▶ What to produce:
Work out how many lines of the data hold the string "Discussion", and reply with that number alone.

▶ Data records:
-- BEGIN --

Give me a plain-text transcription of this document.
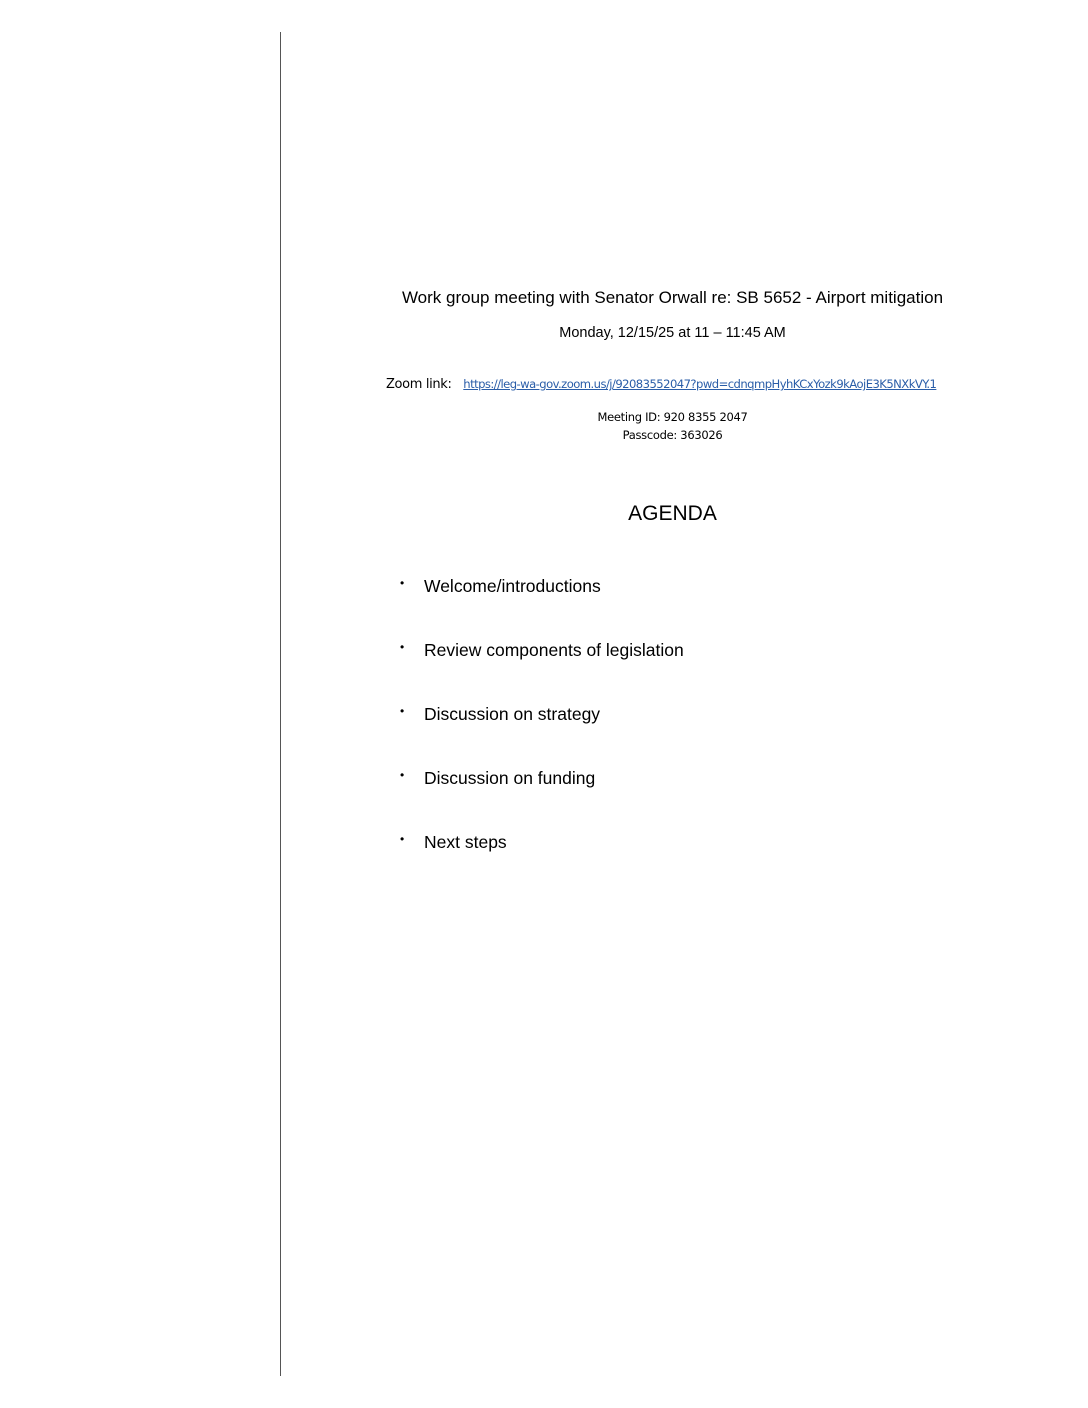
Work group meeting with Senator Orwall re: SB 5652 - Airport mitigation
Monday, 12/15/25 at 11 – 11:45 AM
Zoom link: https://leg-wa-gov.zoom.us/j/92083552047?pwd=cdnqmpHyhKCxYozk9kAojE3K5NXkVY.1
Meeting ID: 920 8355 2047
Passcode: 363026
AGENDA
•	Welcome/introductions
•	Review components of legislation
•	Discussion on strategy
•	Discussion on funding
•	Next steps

-- END --

▶ Output for this exercise:
2